— start of Exercise input —
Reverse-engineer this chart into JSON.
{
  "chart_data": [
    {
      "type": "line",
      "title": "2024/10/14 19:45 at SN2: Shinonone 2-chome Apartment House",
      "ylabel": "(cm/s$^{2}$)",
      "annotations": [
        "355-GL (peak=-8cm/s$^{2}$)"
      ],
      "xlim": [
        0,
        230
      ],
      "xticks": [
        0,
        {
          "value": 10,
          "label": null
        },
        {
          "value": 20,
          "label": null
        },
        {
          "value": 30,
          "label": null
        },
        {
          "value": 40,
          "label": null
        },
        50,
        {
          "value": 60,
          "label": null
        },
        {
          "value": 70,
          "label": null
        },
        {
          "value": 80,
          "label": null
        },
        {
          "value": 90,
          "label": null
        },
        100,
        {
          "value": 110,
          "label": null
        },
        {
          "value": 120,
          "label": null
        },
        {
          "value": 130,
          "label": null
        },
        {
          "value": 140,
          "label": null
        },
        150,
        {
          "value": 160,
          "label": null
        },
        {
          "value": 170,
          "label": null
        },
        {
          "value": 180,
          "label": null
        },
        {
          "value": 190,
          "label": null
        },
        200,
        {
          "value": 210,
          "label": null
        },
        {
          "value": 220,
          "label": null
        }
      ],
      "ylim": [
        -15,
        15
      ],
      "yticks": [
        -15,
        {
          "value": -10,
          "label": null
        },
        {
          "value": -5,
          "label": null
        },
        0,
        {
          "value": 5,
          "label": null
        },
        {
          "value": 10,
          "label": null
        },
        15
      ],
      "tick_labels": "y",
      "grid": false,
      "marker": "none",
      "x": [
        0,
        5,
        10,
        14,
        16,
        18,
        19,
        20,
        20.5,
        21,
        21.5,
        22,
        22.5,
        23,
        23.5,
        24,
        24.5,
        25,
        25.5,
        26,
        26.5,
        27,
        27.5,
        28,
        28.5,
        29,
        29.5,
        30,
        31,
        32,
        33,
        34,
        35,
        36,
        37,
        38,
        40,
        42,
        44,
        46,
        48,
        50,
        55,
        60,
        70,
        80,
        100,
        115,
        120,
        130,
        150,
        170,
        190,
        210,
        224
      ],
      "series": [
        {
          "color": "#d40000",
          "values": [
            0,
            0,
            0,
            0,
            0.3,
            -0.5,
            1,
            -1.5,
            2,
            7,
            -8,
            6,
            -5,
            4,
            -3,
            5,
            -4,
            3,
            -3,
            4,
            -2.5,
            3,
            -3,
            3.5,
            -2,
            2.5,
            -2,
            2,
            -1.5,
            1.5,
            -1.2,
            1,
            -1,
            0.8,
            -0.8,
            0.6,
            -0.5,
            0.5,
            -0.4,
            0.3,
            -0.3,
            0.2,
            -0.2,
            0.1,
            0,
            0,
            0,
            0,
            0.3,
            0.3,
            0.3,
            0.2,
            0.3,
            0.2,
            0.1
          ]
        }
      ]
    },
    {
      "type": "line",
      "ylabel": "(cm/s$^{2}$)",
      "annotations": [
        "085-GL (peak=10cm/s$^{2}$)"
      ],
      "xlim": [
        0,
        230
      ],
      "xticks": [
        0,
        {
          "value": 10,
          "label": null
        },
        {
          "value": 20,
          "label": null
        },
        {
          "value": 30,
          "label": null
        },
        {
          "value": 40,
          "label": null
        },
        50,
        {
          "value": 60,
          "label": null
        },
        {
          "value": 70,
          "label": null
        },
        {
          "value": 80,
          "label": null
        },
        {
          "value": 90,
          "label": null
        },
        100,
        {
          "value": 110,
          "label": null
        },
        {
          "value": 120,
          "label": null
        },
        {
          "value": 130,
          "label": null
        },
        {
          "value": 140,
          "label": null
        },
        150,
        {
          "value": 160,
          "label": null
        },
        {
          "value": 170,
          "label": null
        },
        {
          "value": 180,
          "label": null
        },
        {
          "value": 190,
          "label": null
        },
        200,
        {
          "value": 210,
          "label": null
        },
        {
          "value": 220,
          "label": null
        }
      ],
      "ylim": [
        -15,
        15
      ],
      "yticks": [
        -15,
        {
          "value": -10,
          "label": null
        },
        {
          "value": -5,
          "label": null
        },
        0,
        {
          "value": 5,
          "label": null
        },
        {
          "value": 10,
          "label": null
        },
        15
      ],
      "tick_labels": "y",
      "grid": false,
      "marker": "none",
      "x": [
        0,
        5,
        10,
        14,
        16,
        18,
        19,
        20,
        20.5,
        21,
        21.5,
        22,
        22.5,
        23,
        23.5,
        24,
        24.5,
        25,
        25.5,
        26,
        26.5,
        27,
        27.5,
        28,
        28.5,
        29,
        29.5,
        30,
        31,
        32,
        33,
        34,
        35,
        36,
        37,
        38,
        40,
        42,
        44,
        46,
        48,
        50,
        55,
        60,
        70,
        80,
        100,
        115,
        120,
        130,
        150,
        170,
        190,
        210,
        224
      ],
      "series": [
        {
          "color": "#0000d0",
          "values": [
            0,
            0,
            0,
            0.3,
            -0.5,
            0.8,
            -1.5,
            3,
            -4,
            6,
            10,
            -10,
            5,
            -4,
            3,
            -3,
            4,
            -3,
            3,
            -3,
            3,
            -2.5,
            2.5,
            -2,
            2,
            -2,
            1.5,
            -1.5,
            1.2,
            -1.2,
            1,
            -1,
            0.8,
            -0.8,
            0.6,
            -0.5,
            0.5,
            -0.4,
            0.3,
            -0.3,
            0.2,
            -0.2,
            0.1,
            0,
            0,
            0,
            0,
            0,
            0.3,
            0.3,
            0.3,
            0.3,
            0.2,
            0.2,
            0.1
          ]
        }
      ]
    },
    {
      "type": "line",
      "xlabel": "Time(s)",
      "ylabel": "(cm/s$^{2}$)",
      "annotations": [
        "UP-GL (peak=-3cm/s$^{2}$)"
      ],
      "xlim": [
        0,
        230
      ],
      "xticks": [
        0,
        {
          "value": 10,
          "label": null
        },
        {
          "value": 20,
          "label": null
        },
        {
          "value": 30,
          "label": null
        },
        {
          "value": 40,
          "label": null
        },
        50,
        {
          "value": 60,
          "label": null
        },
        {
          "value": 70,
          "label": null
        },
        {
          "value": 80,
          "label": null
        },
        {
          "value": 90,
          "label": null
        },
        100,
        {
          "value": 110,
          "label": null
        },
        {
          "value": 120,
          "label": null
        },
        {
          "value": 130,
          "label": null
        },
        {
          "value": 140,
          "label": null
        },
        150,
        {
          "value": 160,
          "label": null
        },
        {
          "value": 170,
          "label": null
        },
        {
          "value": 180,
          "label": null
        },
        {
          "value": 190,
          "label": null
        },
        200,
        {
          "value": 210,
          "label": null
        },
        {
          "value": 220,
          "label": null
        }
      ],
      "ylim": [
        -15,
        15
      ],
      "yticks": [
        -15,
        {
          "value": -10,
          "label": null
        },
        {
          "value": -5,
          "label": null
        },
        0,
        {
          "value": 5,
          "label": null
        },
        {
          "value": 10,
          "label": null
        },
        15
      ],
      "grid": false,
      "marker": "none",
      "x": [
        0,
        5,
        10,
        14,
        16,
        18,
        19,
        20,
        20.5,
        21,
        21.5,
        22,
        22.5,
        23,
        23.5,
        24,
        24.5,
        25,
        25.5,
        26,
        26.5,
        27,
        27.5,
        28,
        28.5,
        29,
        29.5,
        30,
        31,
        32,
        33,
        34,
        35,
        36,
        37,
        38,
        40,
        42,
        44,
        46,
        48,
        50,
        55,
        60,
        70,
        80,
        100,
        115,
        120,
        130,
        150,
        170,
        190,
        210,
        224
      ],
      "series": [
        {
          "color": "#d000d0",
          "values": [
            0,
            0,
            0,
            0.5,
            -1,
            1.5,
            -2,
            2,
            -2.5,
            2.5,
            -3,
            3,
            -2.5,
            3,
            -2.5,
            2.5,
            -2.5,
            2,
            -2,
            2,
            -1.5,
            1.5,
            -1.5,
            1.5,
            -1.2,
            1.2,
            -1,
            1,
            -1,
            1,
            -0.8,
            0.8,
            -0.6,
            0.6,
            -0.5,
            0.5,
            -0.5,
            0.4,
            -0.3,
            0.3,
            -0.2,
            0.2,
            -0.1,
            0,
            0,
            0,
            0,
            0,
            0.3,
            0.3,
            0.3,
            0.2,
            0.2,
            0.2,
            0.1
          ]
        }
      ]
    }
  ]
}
— end of Exercise input —
Count the lines in the material above where the string "peak" appears, then state only that count.

§ Reply: 3